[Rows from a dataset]
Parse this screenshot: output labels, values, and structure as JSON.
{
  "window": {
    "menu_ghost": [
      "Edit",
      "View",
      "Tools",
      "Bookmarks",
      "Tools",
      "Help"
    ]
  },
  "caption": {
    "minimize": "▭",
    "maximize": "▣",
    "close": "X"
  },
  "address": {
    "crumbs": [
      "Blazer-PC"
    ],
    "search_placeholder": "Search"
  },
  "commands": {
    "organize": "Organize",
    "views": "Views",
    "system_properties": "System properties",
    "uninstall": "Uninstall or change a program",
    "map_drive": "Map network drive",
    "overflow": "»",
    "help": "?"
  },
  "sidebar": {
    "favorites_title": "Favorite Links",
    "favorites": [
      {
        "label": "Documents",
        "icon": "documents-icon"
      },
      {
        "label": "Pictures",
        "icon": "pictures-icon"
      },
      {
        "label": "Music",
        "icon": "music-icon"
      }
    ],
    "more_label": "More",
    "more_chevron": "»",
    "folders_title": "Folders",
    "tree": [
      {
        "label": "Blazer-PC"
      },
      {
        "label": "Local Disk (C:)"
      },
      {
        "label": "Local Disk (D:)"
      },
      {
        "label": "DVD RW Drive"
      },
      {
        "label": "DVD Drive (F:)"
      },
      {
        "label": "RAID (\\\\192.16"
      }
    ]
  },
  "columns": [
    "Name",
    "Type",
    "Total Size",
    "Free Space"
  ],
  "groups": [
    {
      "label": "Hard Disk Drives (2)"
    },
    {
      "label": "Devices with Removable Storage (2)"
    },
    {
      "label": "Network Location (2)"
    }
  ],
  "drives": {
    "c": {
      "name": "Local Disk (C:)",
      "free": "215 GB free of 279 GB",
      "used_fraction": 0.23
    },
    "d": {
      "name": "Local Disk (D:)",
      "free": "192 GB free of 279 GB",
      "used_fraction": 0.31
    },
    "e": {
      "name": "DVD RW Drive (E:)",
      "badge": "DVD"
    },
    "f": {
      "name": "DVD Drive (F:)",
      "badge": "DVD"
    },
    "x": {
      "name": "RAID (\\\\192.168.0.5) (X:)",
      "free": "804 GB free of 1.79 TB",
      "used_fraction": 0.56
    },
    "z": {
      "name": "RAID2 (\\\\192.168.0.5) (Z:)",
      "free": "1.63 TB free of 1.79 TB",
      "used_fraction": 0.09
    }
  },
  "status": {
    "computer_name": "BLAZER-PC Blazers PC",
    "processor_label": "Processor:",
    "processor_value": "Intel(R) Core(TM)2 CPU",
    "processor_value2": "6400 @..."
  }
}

▶ Exercise prompt
Retype all of the entries precisely as they are.

▶ Response below
Parse this screenshot: output labels, values, and structure as JSON.
{
  "window": {
    "menu_ghost": [
      "Edit",
      "View",
      "Tools",
      "Bookmarks",
      "Tools",
      "Help"
    ]
  },
  "caption": {
    "minimize": "▭",
    "maximize": "▣",
    "close": "X"
  },
  "address": {
    "crumbs": [
      "Blazer-PC"
    ],
    "search_placeholder": "Search"
  },
  "commands": {
    "organize": "Organize",
    "views": "Views",
    "system_properties": "System properties",
    "uninstall": "Uninstall or change a program",
    "map_drive": "Map network drive",
    "overflow": "»",
    "help": "?"
  },
  "sidebar": {
    "favorites_title": "Favorite Links",
    "favorites": [
      {
        "label": "Documents",
        "icon": "documents-icon"
      },
      {
        "label": "Pictures",
        "icon": "pictures-icon"
      },
      {
        "label": "Music",
        "icon": "music-icon"
      }
    ],
    "more_label": "More",
    "more_chevron": "»",
    "folders_title": "Folders",
    "tree": [
      {
        "label": "Blazer-PC"
      },
      {
        "label": "Local Disk (C:)"
      },
      {
        "label": "Local Disk (D:)"
      },
      {
        "label": "DVD RW Drive"
      },
      {
        "label": "DVD Drive (F:)"
      },
      {
        "label": "RAID (\\\\192.16"
      }
    ]
  },
  "columns": [
    "Name",
    "Type",
    "Total Size",
    "Free Space"
  ],
  "groups": [
    {
      "label": "Hard Disk Drives (2)"
    },
    {
      "label": "Devices with Removable Storage (2)"
    },
    {
      "label": "Network Location (2)"
    }
  ],
  "drives": {
    "c": {
      "name": "Local Disk (C:)",
      "free": "215 GB free of 279 GB",
      "used_fraction": 0.23
    },
    "d": {
      "name": "Local Disk (D:)",
      "free": "192 GB free of 279 GB",
      "used_fraction": 0.31
    },
    "e": {
      "name": "DVD RW Drive (E:)",
      "badge": "DVD"
    },
    "f": {
      "name": "DVD Drive (F:)",
      "badge": "DVD"
    },
    "x": {
      "name": "RAID (\\\\192.168.0.5) (X:)",
      "free": "804 GB free of 1.79 TB",
      "used_fraction": 0.56
    },
    "z": {
      "name": "RAID2 (\\\\192.168.0.5) (Z:)",
      "free": "1.63 TB free of 1.79 TB",
      "used_fraction": 0.09
    }
  },
  "status": {
    "computer_name": "BLAZER-PC Blazers PC",
    "processor_label": "Processor:",
    "processor_value": "Intel(R) Core(TM)2 CPU",
    "processor_value2": "6400 @..."
  }
}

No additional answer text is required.